— start of PROVIDED RECORDS —
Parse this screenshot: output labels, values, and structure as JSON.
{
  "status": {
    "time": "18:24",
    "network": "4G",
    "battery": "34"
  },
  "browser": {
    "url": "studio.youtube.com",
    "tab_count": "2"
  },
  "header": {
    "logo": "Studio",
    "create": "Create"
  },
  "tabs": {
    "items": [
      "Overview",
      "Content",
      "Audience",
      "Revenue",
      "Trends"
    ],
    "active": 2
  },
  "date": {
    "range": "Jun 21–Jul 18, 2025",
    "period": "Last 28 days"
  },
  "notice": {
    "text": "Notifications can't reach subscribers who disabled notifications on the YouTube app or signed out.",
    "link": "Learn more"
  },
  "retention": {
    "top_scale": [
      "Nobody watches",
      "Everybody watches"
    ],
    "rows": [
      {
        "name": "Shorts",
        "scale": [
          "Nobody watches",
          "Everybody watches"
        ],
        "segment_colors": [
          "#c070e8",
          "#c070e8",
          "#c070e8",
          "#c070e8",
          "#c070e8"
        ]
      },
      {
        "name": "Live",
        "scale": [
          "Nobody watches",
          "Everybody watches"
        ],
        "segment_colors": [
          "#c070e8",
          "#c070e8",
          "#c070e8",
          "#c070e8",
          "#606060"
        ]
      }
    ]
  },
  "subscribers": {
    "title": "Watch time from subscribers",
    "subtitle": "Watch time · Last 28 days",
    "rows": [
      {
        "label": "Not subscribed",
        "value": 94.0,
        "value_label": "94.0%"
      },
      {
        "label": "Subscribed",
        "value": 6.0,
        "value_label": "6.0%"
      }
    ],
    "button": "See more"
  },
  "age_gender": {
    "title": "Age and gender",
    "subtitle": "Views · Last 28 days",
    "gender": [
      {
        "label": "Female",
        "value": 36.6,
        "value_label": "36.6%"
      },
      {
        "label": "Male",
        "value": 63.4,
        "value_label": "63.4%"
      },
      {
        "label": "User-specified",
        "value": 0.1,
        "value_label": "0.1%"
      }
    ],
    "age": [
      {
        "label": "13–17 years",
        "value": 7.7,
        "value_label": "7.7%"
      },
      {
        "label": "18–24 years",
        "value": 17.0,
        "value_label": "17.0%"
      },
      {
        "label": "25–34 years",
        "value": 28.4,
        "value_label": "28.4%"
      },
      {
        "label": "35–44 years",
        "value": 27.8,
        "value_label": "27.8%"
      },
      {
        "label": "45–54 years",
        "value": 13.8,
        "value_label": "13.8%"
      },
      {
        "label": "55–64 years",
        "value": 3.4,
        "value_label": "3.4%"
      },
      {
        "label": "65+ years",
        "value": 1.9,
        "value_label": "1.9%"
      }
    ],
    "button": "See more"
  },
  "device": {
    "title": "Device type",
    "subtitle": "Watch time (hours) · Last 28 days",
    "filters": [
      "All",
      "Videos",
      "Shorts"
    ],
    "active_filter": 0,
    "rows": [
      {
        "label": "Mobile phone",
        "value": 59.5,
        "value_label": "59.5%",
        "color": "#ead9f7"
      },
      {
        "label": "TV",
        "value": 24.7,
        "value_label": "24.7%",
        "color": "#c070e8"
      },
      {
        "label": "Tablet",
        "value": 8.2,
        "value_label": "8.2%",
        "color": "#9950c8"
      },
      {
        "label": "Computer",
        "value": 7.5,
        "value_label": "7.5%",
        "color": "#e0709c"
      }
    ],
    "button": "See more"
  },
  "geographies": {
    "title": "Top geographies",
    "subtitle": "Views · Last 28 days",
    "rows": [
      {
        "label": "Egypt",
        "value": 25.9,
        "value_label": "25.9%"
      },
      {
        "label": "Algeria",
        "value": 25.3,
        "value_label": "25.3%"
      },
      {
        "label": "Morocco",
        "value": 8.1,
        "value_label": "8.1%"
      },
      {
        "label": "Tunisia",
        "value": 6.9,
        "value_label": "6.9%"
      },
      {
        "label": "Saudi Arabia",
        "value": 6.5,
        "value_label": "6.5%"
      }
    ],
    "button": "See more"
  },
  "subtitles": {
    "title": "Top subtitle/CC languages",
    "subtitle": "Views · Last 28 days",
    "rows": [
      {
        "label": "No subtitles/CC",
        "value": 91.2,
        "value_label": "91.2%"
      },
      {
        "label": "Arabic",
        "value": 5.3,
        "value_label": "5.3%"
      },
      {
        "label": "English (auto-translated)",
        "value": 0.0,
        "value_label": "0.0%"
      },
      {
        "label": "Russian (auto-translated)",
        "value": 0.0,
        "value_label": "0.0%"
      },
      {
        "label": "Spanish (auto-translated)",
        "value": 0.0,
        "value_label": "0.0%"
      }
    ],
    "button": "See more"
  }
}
— end of PROVIDED RECORDS —
— start of PROVIDED RECORDS —
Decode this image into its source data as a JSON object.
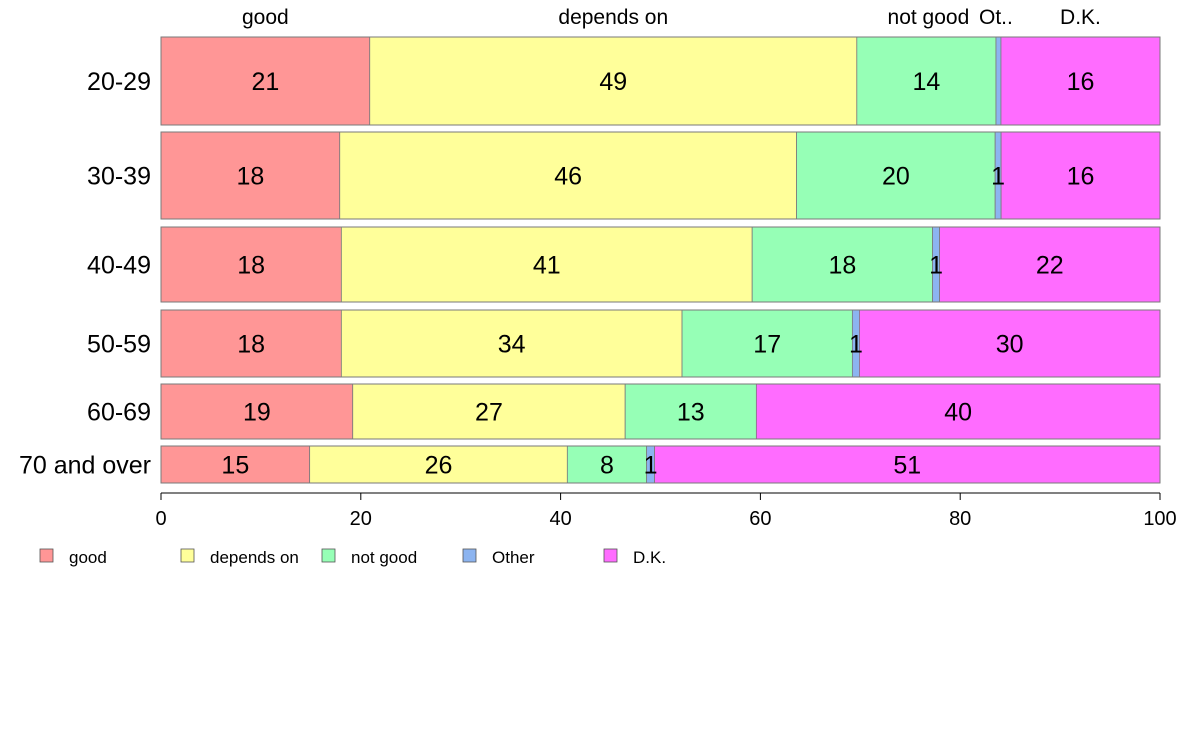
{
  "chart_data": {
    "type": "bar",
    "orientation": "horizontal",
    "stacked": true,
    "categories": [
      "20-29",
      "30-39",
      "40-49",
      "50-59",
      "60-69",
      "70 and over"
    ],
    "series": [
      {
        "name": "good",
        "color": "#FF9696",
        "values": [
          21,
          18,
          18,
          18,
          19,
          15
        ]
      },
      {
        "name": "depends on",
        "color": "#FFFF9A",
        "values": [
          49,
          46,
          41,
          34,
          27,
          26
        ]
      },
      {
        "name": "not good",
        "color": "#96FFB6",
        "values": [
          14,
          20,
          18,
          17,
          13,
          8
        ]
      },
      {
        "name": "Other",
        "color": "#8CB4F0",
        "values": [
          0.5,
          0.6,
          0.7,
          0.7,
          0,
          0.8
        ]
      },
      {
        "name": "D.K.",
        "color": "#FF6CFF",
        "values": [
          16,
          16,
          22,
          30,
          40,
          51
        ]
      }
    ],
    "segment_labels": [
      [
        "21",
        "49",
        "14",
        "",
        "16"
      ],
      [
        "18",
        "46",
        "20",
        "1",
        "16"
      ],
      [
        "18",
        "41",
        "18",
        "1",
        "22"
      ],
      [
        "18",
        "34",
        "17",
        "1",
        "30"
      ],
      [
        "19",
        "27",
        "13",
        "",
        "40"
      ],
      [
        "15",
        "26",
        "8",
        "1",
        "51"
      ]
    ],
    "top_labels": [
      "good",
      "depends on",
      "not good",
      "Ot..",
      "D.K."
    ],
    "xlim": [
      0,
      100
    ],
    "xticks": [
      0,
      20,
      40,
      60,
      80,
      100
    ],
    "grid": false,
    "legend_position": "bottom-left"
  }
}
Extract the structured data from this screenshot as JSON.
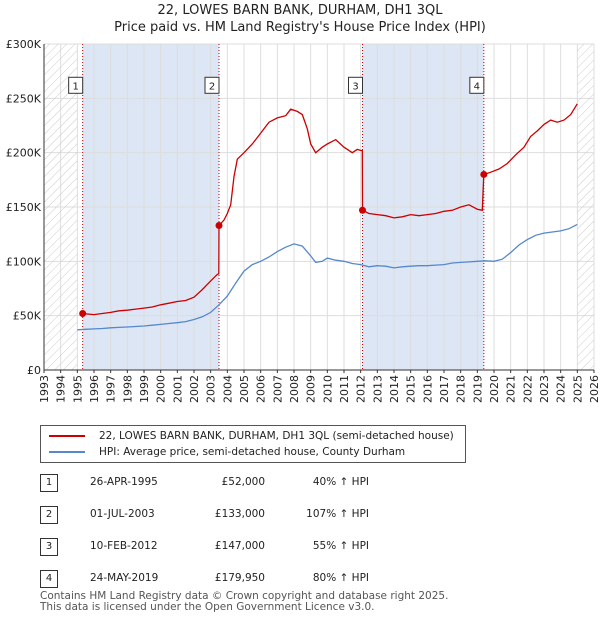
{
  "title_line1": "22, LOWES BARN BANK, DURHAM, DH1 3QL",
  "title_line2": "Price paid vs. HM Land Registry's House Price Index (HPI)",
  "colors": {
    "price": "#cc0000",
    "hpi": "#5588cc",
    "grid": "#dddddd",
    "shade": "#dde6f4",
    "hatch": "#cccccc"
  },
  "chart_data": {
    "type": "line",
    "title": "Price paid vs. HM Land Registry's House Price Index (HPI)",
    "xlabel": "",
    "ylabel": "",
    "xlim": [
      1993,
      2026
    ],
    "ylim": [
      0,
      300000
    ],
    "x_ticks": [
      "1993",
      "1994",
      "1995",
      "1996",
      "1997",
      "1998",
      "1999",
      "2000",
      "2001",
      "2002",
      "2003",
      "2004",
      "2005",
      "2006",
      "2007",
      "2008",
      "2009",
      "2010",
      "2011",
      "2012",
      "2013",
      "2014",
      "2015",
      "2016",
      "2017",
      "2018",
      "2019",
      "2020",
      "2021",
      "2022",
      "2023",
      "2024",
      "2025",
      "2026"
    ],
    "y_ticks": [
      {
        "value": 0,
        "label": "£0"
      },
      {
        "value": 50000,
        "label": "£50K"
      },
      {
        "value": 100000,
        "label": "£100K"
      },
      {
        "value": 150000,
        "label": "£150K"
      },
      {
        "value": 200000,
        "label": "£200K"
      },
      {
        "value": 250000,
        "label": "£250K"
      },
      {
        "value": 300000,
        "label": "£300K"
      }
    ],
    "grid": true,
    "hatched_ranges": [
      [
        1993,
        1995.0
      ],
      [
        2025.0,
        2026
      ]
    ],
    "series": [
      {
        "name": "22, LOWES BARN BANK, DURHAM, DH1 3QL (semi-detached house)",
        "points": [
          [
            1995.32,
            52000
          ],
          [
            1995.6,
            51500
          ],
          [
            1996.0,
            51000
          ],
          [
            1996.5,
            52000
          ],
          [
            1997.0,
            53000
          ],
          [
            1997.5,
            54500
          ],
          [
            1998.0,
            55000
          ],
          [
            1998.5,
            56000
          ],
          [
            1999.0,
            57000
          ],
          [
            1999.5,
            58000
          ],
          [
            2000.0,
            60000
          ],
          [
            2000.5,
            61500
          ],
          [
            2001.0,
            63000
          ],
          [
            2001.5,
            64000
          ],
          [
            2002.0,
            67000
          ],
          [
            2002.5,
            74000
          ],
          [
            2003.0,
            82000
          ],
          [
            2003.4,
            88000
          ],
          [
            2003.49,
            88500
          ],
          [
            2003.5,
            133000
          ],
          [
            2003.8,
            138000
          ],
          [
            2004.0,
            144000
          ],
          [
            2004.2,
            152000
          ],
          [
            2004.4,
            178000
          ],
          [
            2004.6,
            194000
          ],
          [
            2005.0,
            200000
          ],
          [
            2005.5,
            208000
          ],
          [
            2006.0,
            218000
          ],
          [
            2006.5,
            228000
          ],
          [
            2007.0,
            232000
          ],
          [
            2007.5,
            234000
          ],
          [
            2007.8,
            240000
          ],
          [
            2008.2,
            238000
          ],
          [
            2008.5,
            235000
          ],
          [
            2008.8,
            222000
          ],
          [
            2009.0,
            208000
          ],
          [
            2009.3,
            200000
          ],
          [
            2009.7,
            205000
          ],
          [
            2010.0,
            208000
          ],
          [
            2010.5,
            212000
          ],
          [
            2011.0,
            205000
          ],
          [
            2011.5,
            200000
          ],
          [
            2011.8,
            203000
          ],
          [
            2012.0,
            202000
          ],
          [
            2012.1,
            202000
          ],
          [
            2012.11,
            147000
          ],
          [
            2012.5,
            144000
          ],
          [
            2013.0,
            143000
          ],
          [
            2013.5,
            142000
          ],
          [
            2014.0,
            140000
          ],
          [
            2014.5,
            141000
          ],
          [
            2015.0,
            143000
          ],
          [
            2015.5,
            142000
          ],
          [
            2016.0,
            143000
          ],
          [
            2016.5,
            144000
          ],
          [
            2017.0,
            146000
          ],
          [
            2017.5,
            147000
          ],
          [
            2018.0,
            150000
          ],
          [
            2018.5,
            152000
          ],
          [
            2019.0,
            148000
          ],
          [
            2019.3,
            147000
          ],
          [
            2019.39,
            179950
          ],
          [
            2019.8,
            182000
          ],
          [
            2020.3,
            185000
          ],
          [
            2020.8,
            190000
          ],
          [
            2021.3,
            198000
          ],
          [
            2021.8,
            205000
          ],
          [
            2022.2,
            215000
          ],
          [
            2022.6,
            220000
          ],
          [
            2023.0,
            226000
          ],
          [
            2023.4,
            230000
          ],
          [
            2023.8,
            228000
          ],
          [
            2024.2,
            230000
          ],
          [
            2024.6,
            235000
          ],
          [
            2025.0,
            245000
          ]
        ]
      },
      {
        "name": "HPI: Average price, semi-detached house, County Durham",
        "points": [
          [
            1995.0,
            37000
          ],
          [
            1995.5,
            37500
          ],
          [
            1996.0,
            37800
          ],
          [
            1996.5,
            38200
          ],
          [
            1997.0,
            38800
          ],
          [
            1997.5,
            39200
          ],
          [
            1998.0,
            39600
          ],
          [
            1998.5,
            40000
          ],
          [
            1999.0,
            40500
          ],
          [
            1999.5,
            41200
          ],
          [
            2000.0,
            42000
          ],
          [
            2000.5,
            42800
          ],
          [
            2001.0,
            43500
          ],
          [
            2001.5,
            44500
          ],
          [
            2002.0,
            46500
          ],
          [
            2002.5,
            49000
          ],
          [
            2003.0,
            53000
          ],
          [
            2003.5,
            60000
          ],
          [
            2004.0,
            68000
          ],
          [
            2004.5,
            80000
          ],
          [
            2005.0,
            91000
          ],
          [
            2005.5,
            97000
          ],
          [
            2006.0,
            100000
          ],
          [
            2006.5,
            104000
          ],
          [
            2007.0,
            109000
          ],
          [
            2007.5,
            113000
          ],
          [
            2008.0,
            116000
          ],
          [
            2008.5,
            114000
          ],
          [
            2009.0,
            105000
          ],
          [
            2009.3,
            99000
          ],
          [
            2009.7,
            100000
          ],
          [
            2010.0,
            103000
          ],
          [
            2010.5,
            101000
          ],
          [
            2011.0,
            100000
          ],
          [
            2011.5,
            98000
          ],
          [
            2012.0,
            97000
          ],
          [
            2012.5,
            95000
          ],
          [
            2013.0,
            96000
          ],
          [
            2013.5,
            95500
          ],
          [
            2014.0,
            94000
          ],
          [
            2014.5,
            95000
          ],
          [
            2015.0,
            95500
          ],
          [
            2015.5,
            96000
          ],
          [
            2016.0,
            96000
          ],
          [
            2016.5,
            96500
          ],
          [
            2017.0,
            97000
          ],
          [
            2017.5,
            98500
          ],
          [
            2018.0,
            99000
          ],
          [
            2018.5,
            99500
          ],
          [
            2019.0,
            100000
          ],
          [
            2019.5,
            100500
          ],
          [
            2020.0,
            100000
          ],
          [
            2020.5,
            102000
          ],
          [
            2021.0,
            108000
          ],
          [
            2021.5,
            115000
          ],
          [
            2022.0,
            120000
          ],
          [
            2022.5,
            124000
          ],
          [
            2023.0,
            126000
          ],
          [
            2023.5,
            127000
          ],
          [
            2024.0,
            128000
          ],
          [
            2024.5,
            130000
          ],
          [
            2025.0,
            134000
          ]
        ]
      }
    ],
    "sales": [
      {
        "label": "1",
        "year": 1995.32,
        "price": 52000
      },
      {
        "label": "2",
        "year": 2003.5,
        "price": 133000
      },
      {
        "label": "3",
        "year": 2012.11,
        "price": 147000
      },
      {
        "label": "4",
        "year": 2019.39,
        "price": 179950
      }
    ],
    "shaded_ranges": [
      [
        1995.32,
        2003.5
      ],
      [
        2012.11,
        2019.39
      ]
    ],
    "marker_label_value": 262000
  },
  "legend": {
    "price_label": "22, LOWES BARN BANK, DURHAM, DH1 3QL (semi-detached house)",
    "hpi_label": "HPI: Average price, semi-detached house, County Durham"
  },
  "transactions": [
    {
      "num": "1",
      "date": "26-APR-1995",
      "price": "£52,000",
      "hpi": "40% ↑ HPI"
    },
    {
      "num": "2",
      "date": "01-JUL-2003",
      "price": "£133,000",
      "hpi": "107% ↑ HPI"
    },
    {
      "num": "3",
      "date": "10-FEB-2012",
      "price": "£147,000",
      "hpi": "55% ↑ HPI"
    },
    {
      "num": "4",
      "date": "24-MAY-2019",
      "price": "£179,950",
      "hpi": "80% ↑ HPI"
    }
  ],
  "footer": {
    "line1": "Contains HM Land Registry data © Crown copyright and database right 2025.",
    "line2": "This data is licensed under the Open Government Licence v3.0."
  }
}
— end of PROVIDED RECORDS —
■ TO BE DONE: Determine how many lines in the records contain "time", and reply with the number only.

■ FULL RESPONSE: 4